EXERCISE DIRECTIONS: Copy all lines of the listing that include the string "Madaniyya".

EXTRACTED DATA:

* begin *

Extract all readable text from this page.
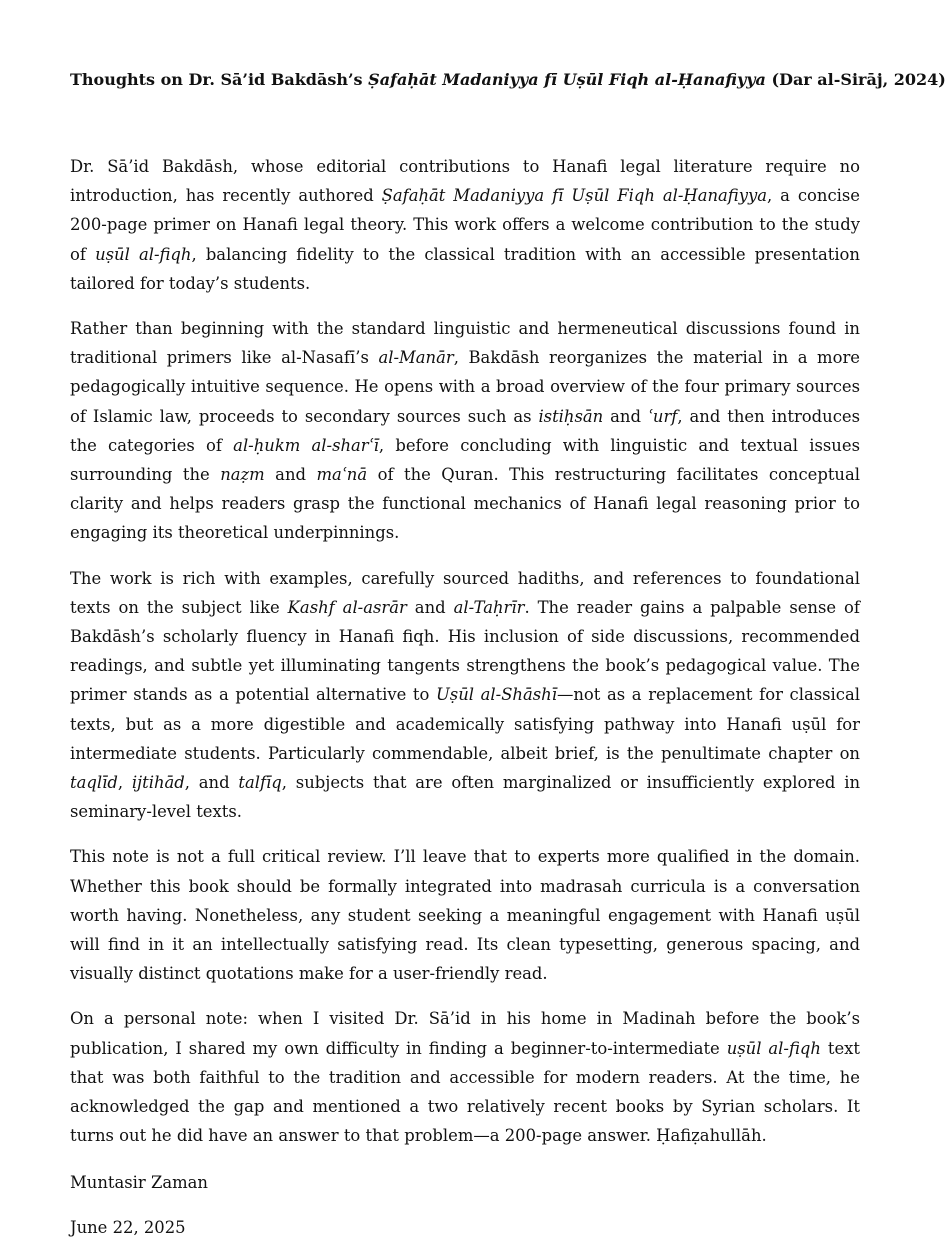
Thoughts on Dr. Sā’id Bakdāsh’s Ṣafaḥāt Madaniyya fī Uṣūl Fiqh al-Ḥanafiyya (Dar al-Sirāj, 2024)

Dr. Sā’id Bakdāsh, whose editorial contributions to Hanafi legal literature require no introduction, has recently authored Ṣafaḥāt Madaniyya fī Uṣūl Fiqh al-Ḥanafiyya, a concise 200-page primer on Hanafi legal theory. This work offers a welcome contribution to the study of uṣūl al-fiqh, balancing fidelity to the classical tradition with an accessible presentation tailored for today’s students.

Rather than beginning with the standard linguistic and hermeneutical discussions found in traditional primers like al-Nasafī’s al-Manār, Bakdāsh reorganizes the material in a more pedagogically intuitive sequence. He opens with a broad overview of the four primary sources of Islamic law, proceeds to secondary sources such as istiḥsān and ʿurf, and then introduces the categories of al-ḥukm al-sharʿī, before concluding with linguistic and textual issues surrounding the naẓm and maʿnā of the Quran. This restructuring facilitates conceptual clarity and helps readers grasp the functional mechanics of Hanafi legal reasoning prior to engaging its theoretical underpinnings.

The work is rich with examples, carefully sourced hadiths, and references to foundational texts on the subject like Kashf al-asrār and al-Taḥrīr. The reader gains a palpable sense of Bakdāsh’s scholarly fluency in Hanafi fiqh. His inclusion of side discussions, recommended readings, and subtle yet illuminating tangents strengthens the book’s pedagogical value. The primer stands as a potential alternative to Uṣūl al-Shāshī—not as a replacement for classical texts, but as a more digestible and academically satisfying pathway into Hanafi uṣūl for intermediate students. Particularly commendable, albeit brief, is the penultimate chapter on taqlīd, ijtihād, and talfīq, subjects that are often marginalized or insufficiently explored in seminary-level texts.

This note is not a full critical review. I’ll leave that to experts more qualified in the domain. Whether this book should be formally integrated into madrasah curricula is a conversation worth having. Nonetheless, any student seeking a meaningful engagement with Hanafi uṣūl will find in it an intellectually satisfying read. Its clean typesetting, generous spacing, and visually distinct quotations make for a user-friendly read.

On a personal note: when I visited Dr. Sā’id in his home in Madinah before the book’s publication, I shared my own difficulty in finding a beginner-to-intermediate uṣūl al-fiqh text that was both faithful to the tradition and accessible for modern readers. At the time, he acknowledged the gap and mentioned a two relatively recent books by Syrian scholars. It turns out he did have an answer to that problem—a 200-page answer. Ḥafiẓahullāh.

Muntasir Zaman

June 22, 2025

* end *

ANSWER TO THIS TASK:
Thoughts on Dr. Sā’id Bakdāsh’s Ṣafaḥāt Madaniyya fī Uṣūl Fiqh al-Ḥanafiyya (Dar al-Sirāj, 2024)
Dr. Sā’id Bakdāsh, whose editorial contributions to Hanafi legal literature require no introduction, has recently authored Ṣafaḥāt Madaniyya fī Uṣūl Fiqh al-Ḥanafiyya, a concise 200-page primer on Hanafi legal theory. This work offers a welcome contribution to the study of uṣūl al-fiqh, balancing fidelity to the classical tradition with an accessible presentation tailored for today’s students.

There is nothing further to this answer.